Find every line in the records that holds the string "хозяйства". Copy each one.

──────── RECORD LIST ────────

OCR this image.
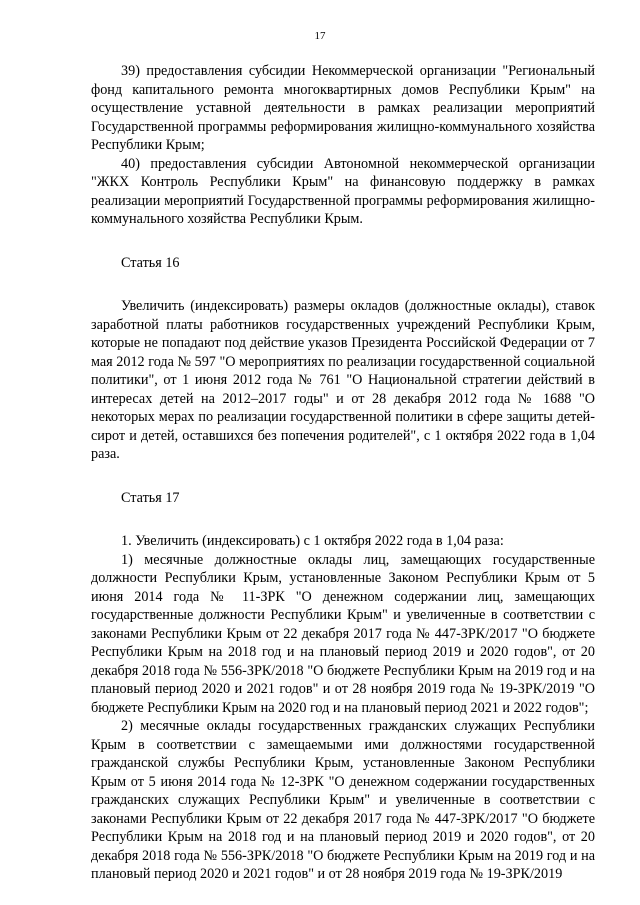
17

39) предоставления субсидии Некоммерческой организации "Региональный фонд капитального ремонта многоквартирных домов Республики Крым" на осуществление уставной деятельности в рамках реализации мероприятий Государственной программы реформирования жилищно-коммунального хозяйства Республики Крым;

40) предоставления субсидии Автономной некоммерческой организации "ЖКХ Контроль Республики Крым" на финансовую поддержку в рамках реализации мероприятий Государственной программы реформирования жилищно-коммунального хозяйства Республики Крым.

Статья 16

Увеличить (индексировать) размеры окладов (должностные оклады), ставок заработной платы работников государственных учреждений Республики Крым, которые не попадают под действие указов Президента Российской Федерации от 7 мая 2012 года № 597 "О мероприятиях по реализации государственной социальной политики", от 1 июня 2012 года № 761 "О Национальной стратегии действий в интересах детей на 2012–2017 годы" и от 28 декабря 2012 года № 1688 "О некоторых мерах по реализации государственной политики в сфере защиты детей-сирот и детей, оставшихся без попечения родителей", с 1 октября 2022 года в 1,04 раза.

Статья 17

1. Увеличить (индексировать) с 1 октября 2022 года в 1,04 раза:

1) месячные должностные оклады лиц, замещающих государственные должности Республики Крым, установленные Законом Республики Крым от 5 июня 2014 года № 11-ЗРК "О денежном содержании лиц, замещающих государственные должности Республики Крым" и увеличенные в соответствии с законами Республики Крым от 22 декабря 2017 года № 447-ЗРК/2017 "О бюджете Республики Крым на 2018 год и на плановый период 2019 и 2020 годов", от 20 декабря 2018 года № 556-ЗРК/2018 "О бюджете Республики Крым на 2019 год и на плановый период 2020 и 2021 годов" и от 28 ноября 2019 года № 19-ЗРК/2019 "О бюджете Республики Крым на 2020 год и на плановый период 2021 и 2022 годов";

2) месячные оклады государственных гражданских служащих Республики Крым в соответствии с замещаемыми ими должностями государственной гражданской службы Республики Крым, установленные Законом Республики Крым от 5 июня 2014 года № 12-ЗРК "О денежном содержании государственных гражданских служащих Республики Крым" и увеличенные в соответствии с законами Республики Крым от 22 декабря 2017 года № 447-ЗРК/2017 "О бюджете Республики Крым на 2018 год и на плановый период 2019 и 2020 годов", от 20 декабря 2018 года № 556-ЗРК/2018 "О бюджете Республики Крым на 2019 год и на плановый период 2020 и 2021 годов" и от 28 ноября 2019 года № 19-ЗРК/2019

────────

=== ANSWER TO THE EXERCISE ===
39) предоставления субсидии Некоммерческой организации "Региональный фонд капитального ремонта многоквартирных домов Республики Крым" на осуществление уставной деятельности в рамках реализации мероприятий Государственной программы реформирования жилищно-коммунального хозяйства Республики Крым;
40) предоставления субсидии Автономной некоммерческой организации "ЖКХ Контроль Республики Крым" на финансовую поддержку в рамках реализации мероприятий Государственной программы реформирования жилищно-коммунального хозяйства Республики Крым.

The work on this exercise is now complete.